• **DATA EXTRACT**:
-- start --

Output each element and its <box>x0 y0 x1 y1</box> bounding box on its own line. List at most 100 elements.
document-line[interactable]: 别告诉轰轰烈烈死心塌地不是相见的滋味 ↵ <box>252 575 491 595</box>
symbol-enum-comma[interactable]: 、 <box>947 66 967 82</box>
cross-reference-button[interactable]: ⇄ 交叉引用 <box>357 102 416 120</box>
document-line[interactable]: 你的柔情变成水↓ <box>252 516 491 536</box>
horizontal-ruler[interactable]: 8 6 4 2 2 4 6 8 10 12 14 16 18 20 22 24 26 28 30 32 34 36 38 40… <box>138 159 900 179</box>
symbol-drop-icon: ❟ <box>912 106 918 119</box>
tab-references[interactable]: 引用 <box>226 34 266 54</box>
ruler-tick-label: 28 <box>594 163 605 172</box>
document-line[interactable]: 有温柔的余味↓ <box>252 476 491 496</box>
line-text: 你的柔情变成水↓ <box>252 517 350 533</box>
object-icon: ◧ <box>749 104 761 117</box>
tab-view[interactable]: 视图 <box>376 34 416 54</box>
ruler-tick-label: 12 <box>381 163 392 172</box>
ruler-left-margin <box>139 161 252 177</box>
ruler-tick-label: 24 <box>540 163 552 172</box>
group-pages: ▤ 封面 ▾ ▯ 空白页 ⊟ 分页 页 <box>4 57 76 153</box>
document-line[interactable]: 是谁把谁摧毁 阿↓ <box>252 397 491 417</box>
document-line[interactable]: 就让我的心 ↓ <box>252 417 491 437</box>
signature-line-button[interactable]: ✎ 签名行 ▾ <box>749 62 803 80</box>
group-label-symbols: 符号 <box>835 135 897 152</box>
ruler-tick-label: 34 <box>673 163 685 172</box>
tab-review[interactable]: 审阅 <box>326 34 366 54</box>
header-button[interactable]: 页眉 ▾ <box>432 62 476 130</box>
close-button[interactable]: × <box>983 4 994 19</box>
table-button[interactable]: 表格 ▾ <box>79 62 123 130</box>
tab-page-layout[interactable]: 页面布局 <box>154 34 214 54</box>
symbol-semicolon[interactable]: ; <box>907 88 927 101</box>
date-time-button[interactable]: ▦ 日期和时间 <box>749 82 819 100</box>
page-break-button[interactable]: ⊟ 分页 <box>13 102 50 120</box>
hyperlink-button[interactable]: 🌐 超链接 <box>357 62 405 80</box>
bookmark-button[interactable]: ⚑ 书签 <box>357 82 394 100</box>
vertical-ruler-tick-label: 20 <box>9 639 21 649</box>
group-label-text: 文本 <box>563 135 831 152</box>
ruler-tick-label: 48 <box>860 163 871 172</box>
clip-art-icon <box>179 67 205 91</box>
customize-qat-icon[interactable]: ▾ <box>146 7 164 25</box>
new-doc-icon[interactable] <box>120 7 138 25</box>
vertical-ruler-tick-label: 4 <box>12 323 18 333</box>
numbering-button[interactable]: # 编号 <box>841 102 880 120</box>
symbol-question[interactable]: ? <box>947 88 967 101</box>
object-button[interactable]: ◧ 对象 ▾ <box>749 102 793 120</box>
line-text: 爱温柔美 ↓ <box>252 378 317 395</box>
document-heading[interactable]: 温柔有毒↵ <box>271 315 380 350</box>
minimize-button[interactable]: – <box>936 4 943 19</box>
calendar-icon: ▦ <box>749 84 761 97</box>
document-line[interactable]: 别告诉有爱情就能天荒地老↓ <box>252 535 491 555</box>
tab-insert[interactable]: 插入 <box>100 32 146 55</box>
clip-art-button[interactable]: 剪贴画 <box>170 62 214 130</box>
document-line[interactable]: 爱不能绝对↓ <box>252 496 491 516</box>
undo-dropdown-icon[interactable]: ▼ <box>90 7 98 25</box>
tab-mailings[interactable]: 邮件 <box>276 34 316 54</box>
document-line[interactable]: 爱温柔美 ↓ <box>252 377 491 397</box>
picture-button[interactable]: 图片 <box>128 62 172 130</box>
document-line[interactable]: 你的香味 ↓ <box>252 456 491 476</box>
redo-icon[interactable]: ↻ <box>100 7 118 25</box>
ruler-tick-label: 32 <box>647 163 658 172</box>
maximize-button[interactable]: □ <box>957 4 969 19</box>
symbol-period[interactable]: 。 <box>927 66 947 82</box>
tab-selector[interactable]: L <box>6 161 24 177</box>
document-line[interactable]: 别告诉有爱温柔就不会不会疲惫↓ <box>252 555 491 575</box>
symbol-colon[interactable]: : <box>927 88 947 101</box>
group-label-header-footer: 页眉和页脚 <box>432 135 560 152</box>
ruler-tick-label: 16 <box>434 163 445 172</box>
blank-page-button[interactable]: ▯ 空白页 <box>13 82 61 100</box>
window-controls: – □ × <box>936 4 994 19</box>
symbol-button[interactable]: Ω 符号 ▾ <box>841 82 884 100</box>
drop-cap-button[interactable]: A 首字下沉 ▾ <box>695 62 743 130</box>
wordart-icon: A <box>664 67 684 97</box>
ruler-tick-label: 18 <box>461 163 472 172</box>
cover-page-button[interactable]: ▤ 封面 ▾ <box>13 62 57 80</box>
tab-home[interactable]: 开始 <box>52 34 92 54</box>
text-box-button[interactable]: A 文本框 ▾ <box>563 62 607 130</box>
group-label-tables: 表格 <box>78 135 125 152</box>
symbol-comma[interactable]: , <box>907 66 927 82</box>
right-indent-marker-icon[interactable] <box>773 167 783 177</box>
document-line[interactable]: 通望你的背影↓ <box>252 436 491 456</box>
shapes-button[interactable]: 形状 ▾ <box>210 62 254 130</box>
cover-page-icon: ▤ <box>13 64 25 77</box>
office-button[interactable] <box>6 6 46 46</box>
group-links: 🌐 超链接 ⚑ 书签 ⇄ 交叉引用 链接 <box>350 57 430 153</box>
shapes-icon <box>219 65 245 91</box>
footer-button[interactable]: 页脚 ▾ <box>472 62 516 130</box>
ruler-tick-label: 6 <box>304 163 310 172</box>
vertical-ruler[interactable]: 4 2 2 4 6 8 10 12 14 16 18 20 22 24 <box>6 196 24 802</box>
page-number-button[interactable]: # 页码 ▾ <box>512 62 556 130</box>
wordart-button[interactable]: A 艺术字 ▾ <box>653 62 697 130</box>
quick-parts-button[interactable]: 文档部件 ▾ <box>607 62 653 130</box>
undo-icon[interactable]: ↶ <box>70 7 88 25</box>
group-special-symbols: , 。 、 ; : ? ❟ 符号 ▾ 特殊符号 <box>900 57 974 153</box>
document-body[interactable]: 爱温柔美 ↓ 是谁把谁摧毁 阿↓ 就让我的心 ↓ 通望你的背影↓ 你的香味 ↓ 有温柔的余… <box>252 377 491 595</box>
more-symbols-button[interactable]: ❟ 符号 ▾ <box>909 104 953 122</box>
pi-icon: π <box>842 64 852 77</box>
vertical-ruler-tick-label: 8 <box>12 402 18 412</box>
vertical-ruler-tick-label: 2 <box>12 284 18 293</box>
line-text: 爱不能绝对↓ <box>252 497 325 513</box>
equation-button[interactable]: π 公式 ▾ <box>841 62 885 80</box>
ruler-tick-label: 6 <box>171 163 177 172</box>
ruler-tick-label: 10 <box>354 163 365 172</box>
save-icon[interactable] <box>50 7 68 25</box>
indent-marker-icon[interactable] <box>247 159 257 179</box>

-- end --

• **EXERCISE REQUIREMENTS**:
Put every line of the rows above into a numbered list, omitting any blank lines.

• **ANSWER**:
1. Output each element and its <box>x0 y0 x1 y1</box> bounding box on its own line. List at most 100 elements.
2. document-line[interactable]: 别告诉轰轰烈烈死心塌地不是相见的滋味 ↵ <box>252 575 491 595</box>
3. symbol-enum-comma[interactable]: 、 <box>947 66 967 82</box>
4. cross-reference-button[interactable]: ⇄ 交叉引用 <box>357 102 416 120</box>
5. document-line[interactable]: 你的柔情变成水↓ <box>252 516 491 536</box>
6. horizontal-ruler[interactable]: 8 6 4 2 2 4 6 8 10 12 14 16 18 20 22 24 26 28 30 32 34 36 38 40… <box>138 159 900 179</box>
7. symbol-drop-icon: ❟ <box>912 106 918 119</box>
8. tab-references[interactable]: 引用 <box>226 34 266 54</box>
9. ruler-tick-label: 28 <box>594 163 605 172</box>
10. document-line[interactable]: 有温柔的余味↓ <box>252 476 491 496</box>
11. line-text: 你的柔情变成水↓ <box>252 517 350 533</box>
12. object-icon: ◧ <box>749 104 761 117</box>
13. tab-view[interactable]: 视图 <box>376 34 416 54</box>
14. ruler-tick-label: 12 <box>381 163 392 172</box>
15. ruler-left-margin <box>139 161 252 177</box>
16. ruler-tick-label: 24 <box>540 163 552 172</box>
17. group-pages: ▤ 封面 ▾ ▯ 空白页 ⊟ 分页 页 <box>4 57 76 153</box>
18. document-line[interactable]: 是谁把谁摧毁 阿↓ <box>252 397 491 417</box>
19. document-line[interactable]: 就让我的心 ↓ <box>252 417 491 437</box>
20. signature-line-button[interactable]: ✎ 签名行 ▾ <box>749 62 803 80</box>
21. group-label-symbols: 符号 <box>835 135 897 152</box>
22. ruler-tick-label: 34 <box>673 163 685 172</box>
23. tab-review[interactable]: 审阅 <box>326 34 366 54</box>
24. header-button[interactable]: 页眉 ▾ <box>432 62 476 130</box>
25. close-button[interactable]: × <box>983 4 994 19</box>
26. table-button[interactable]: 表格 ▾ <box>79 62 123 130</box>
27. tab-page-layout[interactable]: 页面布局 <box>154 34 214 54</box>
28. symbol-semicolon[interactable]: ; <box>907 88 927 101</box>
29. date-time-button[interactable]: ▦ 日期和时间 <box>749 82 819 100</box>
30. page-break-button[interactable]: ⊟ 分页 <box>13 102 50 120</box>
31. hyperlink-button[interactable]: 🌐 超链接 <box>357 62 405 80</box>
32. bookmark-button[interactable]: ⚑ 书签 <box>357 82 394 100</box>
33. vertical-ruler-tick-label: 20 <box>9 639 21 649</box>
34. group-label-text: 文本 <box>563 135 831 152</box>
35. ruler-tick-label: 48 <box>860 163 871 172</box>
36. clip-art-icon <box>179 67 205 91</box>
37. customize-qat-icon[interactable]: ▾ <box>146 7 164 25</box>
38. new-doc-icon[interactable] <box>120 7 138 25</box>
39. vertical-ruler-tick-label: 4 <box>12 323 18 333</box>
40. numbering-button[interactable]: # 编号 <box>841 102 880 120</box>
41. symbol-question[interactable]: ? <box>947 88 967 101</box>
42. object-button[interactable]: ◧ 对象 ▾ <box>749 102 793 120</box>
43. line-text: 爱温柔美 ↓ <box>252 378 317 395</box>
44. document-heading[interactable]: 温柔有毒↵ <box>271 315 380 350</box>
45. minimize-button[interactable]: – <box>936 4 943 19</box>
46. calendar-icon: ▦ <box>749 84 761 97</box>
47. document-line[interactable]: 别告诉有爱情就能天荒地老↓ <box>252 535 491 555</box>
48. tab-insert[interactable]: 插入 <box>100 32 146 55</box>
49. clip-art-button[interactable]: 剪贴画 <box>170 62 214 130</box>
50. document-line[interactable]: 爱不能绝对↓ <box>252 496 491 516</box>
51. undo-dropdown-icon[interactable]: ▼ <box>90 7 98 25</box>
52. tab-mailings[interactable]: 邮件 <box>276 34 316 54</box>
53. document-line[interactable]: 爱温柔美 ↓ <box>252 377 491 397</box>
54. picture-button[interactable]: 图片 <box>128 62 172 130</box>
55. document-line[interactable]: 你的香味 ↓ <box>252 456 491 476</box>
56. redo-icon[interactable]: ↻ <box>100 7 118 25</box>
57. ruler-tick-label: 32 <box>647 163 658 172</box>
58. maximize-button[interactable]: □ <box>957 4 969 19</box>
59. symbol-period[interactable]: 。 <box>927 66 947 82</box>
60. tab-selector[interactable]: L <box>6 161 24 177</box>
61. document-line[interactable]: 别告诉有爱温柔就不会不会疲惫↓ <box>252 555 491 575</box>
62. symbol-colon[interactable]: : <box>927 88 947 101</box>
63. group-label-header-footer: 页眉和页脚 <box>432 135 560 152</box>
64. ruler-tick-label: 16 <box>434 163 445 172</box>
65. blank-page-button[interactable]: ▯ 空白页 <box>13 82 61 100</box>
66. window-controls: – □ × <box>936 4 994 19</box>
67. symbol-button[interactable]: Ω 符号 ▾ <box>841 82 884 100</box>
68. drop-cap-button[interactable]: A 首字下沉 ▾ <box>695 62 743 130</box>
69. wordart-icon: A <box>664 67 684 97</box>
70. ruler-tick-label: 18 <box>461 163 472 172</box>
71. cover-page-button[interactable]: ▤ 封面 ▾ <box>13 62 57 80</box>
72. tab-home[interactable]: 开始 <box>52 34 92 54</box>
73. text-box-button[interactable]: A 文本框 ▾ <box>563 62 607 130</box>
74. group-label-tables: 表格 <box>78 135 125 152</box>
75. symbol-comma[interactable]: , <box>907 66 927 82</box>
76. right-indent-marker-icon[interactable] <box>773 167 783 177</box>
77. document-line[interactable]: 通望你的背影↓ <box>252 436 491 456</box>
78. shapes-button[interactable]: 形状 ▾ <box>210 62 254 130</box>
79. cover-page-icon: ▤ <box>13 64 25 77</box>
80. office-button[interactable] <box>6 6 46 46</box>
81. group-links: 🌐 超链接 ⚑ 书签 ⇄ 交叉引用 链接 <box>350 57 430 153</box>
82. shapes-icon <box>219 65 245 91</box>
83. footer-button[interactable]: 页脚 ▾ <box>472 62 516 130</box>
84. ruler-tick-label: 6 <box>304 163 310 172</box>
85. vertical-ruler[interactable]: 4 2 2 4 6 8 10 12 14 16 18 20 22 24 <box>6 196 24 802</box>
86. page-number-button[interactable]: # 页码 ▾ <box>512 62 556 130</box>
87. wordart-button[interactable]: A 艺术字 ▾ <box>653 62 697 130</box>
88. quick-parts-button[interactable]: 文档部件 ▾ <box>607 62 653 130</box>
89. undo-icon[interactable]: ↶ <box>70 7 88 25</box>
90. group-special-symbols: , 。 、 ; : ? ❟ 符号 ▾ 特殊符号 <box>900 57 974 153</box>
91. document-body[interactable]: 爱温柔美 ↓ 是谁把谁摧毁 阿↓ 就让我的心 ↓ 通望你的背影↓ 你的香味 ↓ 有温柔的余… <box>252 377 491 595</box>
92. more-symbols-button[interactable]: ❟ 符号 ▾ <box>909 104 953 122</box>
93. pi-icon: π <box>842 64 852 77</box>
94. vertical-ruler-tick-label: 8 <box>12 402 18 412</box>
95. vertical-ruler-tick-label: 2 <box>12 284 18 293</box>
96. line-text: 爱不能绝对↓ <box>252 497 325 513</box>
97. equation-button[interactable]: π 公式 ▾ <box>841 62 885 80</box>
98. ruler-tick-label: 6 <box>171 163 177 172</box>
99. ruler-tick-label: 10 <box>354 163 365 172</box>
100. save-icon[interactable] <box>50 7 68 25</box>
101. indent-marker-icon[interactable] <box>247 159 257 179</box>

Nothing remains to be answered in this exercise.